━━━ The records ━━━
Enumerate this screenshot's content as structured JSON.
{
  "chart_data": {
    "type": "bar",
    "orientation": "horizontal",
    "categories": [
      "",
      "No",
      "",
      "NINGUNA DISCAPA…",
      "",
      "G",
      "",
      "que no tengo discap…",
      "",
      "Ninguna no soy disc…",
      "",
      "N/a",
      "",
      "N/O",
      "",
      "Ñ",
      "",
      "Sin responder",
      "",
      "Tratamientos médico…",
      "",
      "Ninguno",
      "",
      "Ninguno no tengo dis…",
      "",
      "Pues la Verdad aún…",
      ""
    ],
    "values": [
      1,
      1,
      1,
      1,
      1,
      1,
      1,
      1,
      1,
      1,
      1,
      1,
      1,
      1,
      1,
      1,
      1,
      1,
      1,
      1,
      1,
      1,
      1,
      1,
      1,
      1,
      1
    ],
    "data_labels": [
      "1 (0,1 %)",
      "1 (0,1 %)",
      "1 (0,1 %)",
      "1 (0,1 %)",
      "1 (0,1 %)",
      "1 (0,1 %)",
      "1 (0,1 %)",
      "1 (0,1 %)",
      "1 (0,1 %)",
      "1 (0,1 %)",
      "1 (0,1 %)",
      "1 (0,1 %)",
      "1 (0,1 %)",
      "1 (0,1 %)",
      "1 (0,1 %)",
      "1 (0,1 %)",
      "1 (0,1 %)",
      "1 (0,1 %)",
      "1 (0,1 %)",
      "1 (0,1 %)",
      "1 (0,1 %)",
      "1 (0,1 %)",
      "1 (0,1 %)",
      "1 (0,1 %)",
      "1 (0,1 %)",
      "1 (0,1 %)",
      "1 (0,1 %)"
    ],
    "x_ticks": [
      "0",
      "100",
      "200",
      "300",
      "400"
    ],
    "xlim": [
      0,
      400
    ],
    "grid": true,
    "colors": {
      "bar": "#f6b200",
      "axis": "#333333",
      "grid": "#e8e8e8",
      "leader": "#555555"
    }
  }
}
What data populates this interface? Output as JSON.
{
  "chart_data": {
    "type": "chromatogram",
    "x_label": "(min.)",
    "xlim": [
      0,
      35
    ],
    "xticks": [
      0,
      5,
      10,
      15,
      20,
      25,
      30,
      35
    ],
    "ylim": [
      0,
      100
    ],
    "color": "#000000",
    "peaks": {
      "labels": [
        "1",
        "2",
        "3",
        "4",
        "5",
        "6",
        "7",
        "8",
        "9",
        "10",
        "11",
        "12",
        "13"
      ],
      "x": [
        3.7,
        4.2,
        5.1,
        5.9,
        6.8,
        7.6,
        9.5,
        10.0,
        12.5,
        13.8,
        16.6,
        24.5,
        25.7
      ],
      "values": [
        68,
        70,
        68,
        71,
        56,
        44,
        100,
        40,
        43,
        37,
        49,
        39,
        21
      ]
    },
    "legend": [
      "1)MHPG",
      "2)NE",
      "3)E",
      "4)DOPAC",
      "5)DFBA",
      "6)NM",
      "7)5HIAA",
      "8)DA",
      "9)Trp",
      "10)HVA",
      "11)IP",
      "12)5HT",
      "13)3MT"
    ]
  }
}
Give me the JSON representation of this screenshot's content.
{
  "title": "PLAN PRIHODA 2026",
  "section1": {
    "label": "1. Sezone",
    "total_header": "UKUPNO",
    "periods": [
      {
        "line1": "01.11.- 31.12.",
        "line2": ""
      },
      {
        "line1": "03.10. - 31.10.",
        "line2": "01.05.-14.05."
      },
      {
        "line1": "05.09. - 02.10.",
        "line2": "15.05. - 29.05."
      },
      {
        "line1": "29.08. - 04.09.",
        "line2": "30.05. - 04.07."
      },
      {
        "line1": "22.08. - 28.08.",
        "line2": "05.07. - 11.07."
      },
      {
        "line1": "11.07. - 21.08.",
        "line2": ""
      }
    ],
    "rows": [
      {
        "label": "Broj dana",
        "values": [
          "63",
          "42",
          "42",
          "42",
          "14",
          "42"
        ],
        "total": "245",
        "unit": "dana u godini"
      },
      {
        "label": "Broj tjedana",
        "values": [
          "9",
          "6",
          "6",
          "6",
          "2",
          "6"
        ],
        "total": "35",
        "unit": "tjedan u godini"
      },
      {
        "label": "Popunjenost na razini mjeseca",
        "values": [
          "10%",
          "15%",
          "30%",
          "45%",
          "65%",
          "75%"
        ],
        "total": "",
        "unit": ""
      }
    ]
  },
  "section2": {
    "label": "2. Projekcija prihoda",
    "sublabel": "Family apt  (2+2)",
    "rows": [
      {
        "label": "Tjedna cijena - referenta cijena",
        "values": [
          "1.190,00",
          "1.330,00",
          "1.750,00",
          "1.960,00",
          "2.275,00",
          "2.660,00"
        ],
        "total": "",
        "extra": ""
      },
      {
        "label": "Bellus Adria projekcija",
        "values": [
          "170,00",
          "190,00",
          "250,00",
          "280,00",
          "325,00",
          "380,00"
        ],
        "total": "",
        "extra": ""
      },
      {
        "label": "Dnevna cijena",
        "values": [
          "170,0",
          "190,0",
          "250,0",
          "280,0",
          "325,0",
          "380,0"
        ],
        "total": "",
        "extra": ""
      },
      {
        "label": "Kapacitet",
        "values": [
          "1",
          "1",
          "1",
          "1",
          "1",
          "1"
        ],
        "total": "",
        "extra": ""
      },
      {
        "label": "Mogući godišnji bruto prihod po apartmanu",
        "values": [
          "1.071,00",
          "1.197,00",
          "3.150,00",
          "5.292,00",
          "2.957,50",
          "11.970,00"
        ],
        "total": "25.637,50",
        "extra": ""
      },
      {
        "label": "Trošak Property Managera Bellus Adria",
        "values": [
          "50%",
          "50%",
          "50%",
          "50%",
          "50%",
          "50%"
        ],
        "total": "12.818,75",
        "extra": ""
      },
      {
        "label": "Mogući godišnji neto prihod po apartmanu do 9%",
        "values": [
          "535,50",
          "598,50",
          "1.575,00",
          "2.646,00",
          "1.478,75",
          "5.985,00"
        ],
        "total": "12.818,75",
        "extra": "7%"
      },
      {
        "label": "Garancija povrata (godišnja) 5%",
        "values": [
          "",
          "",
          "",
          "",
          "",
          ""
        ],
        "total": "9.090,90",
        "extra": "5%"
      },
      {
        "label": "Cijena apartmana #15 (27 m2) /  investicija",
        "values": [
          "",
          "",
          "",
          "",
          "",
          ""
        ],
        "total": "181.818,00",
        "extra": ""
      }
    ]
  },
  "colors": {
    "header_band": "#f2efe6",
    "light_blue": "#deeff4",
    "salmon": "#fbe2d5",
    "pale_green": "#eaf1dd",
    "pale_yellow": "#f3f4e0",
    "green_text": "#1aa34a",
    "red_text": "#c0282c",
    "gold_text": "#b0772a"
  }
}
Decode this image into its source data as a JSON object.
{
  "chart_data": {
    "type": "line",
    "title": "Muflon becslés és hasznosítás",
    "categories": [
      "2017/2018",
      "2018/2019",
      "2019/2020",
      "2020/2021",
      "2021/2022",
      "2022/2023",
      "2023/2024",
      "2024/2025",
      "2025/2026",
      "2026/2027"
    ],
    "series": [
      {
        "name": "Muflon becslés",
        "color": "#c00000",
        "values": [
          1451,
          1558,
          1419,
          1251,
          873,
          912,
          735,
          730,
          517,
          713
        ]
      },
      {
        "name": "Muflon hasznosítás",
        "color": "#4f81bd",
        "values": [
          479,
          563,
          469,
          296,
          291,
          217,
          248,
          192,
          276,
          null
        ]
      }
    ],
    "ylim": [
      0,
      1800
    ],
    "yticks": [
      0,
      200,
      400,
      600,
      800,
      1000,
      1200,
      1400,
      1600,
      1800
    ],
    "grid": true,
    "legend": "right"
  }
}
━━━
== Written request ==
Pull out each line of the records holding the string "this".

== Final result ==
Enumerate this screenshot's content as structured JSON.
What data populates this interface? Output as JSON.
Give me the JSON representation of this screenshot's content.
Decode this image into its source data as a JSON object.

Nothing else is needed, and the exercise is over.